» SET TASK:
Using the data below, copy each line that includes the word "Broadway".

» GIVEN RECORDS:
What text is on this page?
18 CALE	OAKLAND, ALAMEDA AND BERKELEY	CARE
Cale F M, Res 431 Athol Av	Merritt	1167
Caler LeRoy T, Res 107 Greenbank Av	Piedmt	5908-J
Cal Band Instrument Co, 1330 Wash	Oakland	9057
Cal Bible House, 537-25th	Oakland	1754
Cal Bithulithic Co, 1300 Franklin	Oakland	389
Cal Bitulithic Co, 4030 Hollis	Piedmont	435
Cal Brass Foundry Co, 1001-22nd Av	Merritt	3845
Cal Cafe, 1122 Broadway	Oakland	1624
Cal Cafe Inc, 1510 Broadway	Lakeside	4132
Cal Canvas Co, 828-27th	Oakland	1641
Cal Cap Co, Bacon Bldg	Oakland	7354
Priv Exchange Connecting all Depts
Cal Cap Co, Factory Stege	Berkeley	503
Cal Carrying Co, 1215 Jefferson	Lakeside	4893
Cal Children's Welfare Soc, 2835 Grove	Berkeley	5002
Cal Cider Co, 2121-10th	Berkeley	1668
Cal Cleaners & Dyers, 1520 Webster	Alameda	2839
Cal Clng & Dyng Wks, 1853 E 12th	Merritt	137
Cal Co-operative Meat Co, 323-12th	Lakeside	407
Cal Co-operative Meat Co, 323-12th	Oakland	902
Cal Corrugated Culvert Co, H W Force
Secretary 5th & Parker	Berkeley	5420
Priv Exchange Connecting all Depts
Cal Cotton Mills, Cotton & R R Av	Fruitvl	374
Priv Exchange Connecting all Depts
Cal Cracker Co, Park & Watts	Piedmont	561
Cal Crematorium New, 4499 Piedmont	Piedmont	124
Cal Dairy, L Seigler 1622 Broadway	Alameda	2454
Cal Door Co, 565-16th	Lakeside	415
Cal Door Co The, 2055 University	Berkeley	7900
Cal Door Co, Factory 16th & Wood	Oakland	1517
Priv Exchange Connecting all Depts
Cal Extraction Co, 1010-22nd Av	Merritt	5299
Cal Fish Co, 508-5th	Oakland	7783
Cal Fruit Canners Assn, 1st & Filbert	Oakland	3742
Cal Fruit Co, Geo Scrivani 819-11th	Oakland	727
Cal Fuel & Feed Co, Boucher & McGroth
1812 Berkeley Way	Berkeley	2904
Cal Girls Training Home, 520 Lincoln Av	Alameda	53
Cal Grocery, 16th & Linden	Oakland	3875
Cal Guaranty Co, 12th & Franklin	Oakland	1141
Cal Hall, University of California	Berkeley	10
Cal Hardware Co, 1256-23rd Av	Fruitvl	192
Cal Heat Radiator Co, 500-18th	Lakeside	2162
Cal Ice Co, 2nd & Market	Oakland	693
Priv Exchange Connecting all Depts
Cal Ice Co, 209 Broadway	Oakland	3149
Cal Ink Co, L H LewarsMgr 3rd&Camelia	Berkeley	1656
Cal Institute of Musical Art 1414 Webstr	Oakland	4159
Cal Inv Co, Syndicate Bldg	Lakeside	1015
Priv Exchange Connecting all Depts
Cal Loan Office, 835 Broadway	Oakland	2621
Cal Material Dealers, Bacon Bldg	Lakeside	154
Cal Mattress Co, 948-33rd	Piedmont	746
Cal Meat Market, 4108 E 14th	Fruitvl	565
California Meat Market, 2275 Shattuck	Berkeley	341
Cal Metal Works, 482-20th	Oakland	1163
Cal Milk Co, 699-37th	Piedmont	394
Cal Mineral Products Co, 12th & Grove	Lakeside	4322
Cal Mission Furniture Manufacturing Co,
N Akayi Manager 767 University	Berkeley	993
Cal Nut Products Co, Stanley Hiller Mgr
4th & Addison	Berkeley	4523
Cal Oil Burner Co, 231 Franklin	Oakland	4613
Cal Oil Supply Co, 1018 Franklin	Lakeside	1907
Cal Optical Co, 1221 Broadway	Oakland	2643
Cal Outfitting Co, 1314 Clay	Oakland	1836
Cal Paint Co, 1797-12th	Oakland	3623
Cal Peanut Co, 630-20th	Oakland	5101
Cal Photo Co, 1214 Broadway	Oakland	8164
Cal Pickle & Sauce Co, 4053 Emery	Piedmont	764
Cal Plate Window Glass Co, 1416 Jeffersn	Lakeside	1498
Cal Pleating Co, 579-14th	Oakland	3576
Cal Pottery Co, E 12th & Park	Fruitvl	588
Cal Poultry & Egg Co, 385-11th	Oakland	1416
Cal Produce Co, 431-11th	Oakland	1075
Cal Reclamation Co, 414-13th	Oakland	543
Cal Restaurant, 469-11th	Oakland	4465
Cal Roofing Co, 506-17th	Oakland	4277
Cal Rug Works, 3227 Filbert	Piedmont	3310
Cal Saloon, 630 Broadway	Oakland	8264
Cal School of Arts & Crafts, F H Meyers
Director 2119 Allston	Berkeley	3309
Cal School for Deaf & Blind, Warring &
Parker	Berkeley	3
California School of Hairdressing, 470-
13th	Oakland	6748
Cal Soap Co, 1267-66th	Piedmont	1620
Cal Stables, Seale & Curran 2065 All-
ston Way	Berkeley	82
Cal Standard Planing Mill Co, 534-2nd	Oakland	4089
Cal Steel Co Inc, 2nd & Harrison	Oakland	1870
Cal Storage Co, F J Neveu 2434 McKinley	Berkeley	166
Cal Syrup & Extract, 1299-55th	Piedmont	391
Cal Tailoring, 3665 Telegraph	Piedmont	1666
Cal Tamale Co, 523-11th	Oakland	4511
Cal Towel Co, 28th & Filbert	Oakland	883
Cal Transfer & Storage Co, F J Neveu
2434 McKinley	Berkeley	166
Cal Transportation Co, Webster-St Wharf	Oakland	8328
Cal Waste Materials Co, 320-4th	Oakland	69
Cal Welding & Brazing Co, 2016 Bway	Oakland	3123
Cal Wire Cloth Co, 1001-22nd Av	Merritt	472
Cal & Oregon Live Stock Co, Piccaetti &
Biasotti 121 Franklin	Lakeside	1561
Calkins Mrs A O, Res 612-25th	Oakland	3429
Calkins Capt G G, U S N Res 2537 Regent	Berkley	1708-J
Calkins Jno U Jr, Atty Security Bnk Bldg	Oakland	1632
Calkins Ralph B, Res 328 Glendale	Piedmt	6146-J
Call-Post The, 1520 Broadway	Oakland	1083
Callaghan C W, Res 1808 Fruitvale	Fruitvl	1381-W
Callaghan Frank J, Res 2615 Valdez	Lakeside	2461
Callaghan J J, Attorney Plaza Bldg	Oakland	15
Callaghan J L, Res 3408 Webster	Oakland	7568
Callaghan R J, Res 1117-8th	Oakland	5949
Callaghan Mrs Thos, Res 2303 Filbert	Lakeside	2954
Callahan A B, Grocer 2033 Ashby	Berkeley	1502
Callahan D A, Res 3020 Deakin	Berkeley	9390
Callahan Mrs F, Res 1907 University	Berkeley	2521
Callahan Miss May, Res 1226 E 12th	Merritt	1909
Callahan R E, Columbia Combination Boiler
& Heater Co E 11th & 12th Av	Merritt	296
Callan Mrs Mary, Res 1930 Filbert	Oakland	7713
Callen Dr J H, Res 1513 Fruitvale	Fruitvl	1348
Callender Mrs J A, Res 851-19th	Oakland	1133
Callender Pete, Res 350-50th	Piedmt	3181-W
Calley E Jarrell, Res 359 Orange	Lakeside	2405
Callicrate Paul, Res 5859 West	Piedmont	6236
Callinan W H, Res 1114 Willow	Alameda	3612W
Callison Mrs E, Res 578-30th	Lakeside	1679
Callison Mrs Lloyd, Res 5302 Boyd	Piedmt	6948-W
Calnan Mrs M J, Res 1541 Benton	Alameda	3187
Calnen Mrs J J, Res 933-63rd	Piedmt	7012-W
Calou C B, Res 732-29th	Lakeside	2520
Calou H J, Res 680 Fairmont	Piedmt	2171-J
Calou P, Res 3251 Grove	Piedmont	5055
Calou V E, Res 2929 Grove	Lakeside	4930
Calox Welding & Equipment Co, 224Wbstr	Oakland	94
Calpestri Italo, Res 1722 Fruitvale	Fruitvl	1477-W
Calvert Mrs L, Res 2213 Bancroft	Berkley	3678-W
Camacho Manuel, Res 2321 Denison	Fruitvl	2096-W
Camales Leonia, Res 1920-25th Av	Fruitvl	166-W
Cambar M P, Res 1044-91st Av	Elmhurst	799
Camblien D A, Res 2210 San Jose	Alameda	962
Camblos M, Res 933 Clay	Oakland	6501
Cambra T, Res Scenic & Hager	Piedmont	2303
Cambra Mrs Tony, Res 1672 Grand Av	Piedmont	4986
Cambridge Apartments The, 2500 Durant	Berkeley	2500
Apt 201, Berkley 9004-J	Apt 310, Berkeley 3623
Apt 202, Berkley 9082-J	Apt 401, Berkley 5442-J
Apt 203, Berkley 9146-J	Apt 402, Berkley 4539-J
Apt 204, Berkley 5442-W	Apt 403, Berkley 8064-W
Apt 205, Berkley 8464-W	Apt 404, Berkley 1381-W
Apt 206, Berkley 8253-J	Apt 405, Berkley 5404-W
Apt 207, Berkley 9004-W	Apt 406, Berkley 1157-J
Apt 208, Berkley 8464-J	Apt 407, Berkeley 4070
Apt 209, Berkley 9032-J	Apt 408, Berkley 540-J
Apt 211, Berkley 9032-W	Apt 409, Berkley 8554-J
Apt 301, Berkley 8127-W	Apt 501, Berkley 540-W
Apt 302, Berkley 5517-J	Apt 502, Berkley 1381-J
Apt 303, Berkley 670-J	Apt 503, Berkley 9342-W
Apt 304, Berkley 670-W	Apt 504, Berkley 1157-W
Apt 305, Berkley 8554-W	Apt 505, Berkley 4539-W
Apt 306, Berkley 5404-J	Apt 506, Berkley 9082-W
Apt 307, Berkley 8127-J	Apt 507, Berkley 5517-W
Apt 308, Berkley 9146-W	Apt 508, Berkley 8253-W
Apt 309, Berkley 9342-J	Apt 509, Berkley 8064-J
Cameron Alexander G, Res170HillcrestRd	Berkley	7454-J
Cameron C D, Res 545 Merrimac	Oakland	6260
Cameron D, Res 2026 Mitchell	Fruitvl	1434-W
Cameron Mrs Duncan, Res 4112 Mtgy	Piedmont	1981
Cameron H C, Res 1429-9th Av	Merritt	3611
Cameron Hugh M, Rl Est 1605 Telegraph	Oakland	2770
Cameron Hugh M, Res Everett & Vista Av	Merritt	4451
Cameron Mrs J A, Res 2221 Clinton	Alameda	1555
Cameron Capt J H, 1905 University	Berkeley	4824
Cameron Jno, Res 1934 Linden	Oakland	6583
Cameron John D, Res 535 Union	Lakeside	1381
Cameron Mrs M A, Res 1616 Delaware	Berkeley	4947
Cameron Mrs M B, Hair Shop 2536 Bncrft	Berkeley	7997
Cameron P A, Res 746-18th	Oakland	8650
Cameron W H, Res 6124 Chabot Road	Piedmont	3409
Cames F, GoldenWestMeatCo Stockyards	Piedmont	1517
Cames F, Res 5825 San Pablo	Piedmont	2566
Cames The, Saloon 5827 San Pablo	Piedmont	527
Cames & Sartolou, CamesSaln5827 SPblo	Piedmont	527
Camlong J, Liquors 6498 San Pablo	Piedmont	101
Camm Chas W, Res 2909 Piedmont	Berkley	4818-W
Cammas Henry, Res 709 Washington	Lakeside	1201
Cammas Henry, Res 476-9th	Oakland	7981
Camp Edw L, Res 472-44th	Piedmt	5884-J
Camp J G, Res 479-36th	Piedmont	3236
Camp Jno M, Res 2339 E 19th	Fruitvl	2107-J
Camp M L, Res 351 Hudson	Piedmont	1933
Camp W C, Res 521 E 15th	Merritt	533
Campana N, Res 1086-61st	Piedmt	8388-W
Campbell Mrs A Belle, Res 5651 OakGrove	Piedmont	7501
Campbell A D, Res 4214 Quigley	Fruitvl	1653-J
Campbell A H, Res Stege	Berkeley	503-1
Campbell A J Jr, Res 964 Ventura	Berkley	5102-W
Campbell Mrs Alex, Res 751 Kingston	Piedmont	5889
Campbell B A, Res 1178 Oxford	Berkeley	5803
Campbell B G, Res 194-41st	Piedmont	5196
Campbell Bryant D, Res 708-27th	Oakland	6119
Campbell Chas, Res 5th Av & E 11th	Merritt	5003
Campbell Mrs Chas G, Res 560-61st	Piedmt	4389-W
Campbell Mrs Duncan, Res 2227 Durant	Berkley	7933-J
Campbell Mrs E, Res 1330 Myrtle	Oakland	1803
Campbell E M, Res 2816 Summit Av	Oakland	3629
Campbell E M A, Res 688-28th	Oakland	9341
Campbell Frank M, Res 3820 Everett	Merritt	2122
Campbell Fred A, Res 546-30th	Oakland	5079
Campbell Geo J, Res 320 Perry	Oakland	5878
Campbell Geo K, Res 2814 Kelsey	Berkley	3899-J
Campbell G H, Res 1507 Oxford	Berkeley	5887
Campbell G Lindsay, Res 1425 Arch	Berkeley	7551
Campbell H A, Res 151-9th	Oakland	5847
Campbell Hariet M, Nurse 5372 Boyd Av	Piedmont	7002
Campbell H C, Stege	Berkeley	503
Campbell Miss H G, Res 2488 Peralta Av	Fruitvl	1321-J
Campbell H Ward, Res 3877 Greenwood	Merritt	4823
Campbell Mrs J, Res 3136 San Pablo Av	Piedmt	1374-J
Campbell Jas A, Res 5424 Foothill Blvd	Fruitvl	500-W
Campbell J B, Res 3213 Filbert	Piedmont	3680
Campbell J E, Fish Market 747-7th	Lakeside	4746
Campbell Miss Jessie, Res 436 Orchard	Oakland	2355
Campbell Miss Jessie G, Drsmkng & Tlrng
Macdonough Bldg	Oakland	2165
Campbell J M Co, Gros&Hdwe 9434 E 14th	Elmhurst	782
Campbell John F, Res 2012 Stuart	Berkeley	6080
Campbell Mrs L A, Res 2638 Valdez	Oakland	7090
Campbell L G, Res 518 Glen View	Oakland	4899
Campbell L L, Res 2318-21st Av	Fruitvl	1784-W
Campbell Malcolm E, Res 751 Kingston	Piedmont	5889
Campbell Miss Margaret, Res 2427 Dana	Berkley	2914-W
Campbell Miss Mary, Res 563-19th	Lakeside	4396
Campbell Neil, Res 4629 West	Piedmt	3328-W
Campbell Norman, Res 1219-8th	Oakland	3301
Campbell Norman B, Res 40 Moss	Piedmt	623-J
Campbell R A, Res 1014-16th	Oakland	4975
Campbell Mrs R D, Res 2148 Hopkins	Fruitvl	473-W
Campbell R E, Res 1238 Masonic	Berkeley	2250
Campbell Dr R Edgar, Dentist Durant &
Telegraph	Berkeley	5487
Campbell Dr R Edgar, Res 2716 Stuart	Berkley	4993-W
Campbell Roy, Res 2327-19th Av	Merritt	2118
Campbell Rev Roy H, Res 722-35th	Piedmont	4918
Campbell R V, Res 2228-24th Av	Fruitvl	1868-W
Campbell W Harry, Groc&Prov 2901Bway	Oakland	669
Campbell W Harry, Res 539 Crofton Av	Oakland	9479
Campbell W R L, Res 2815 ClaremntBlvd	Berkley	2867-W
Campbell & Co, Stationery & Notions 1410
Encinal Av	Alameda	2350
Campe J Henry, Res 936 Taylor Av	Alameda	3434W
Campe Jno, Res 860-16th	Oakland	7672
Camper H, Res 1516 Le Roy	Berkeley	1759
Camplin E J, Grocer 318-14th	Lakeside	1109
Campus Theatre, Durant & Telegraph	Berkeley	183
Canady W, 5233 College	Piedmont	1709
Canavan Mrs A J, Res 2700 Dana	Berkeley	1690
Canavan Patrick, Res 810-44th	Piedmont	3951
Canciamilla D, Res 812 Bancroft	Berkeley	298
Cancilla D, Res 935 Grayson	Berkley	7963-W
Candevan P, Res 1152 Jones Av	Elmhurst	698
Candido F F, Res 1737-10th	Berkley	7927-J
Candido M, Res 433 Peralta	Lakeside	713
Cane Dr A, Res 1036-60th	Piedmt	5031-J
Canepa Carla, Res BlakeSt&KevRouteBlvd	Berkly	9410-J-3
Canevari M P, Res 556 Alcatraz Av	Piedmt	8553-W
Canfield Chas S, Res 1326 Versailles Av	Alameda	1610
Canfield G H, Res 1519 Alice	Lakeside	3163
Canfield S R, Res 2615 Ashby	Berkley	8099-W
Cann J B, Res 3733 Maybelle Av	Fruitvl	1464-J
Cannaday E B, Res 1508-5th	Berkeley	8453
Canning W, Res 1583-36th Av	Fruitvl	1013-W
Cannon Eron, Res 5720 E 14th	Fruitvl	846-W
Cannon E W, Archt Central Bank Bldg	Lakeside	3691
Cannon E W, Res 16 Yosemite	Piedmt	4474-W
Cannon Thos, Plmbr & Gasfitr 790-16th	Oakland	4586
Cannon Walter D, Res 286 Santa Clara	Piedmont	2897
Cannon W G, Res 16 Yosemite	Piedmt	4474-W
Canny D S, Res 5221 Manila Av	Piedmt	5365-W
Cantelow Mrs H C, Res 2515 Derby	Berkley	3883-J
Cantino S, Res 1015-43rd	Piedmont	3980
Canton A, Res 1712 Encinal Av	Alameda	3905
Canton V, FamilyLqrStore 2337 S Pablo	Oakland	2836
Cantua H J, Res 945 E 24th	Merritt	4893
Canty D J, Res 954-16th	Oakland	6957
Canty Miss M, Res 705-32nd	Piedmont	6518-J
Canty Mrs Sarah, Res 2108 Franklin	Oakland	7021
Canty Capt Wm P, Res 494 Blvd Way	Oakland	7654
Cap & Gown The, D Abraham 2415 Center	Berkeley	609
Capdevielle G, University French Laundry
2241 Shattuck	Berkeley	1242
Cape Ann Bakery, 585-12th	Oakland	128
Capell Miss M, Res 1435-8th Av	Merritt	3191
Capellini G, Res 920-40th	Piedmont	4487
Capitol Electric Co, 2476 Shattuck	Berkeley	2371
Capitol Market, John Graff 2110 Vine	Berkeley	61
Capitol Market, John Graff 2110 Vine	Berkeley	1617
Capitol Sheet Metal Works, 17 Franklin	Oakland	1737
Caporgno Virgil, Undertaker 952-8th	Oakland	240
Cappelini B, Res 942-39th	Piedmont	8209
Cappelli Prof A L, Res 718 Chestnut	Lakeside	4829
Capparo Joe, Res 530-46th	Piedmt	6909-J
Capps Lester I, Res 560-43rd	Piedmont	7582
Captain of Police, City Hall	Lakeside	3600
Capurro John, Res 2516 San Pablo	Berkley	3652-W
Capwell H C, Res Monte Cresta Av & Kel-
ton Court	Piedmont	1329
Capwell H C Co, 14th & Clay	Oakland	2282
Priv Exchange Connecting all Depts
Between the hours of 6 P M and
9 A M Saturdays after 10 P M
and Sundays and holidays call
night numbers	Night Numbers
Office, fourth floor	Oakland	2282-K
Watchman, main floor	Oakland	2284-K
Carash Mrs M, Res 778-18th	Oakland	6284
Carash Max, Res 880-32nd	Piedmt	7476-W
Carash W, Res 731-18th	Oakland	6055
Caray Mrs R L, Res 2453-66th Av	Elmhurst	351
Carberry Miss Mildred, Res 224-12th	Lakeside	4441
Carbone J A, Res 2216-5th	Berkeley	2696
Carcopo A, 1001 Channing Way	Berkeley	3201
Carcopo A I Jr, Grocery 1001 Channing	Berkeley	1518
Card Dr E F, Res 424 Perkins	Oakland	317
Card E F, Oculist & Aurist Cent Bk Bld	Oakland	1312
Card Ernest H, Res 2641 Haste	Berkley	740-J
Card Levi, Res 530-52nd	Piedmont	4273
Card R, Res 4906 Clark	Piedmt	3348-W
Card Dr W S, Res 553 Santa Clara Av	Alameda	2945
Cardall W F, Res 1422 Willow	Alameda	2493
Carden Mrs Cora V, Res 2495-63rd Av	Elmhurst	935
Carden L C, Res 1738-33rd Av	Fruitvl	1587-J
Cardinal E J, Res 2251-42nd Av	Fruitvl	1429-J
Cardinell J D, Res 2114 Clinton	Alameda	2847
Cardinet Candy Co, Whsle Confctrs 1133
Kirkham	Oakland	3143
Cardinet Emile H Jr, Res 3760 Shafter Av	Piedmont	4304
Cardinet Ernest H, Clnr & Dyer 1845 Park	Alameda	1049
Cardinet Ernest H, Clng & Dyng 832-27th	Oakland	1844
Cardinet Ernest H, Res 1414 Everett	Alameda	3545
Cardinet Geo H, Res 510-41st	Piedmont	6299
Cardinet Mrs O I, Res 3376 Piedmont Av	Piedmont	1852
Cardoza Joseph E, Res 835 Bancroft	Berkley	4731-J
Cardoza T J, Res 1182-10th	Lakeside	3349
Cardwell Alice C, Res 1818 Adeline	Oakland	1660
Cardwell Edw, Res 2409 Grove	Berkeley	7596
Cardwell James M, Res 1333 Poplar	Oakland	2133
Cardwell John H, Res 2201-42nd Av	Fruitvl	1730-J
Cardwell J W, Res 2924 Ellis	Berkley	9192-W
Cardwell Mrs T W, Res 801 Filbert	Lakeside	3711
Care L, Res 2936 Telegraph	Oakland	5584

» FINAL ANSWER:
Cal Cafe, 1122 Broadway	Oakland	1624
Cal Cafe Inc, 1510 Broadway	Lakeside	4132
Cal Dairy, L Seigler 1622 Broadway	Alameda	2454
Cal Ice Co, 209 Broadway	Oakland	3149
Cal Loan Office, 835 Broadway	Oakland	2621
Cal Optical Co, 1221 Broadway	Oakland	2643
Cal Photo Co, 1214 Broadway	Oakland	8164
Cal Saloon, 630 Broadway	Oakland	8264
Call-Post The, 1520 Broadway	Oakland	1083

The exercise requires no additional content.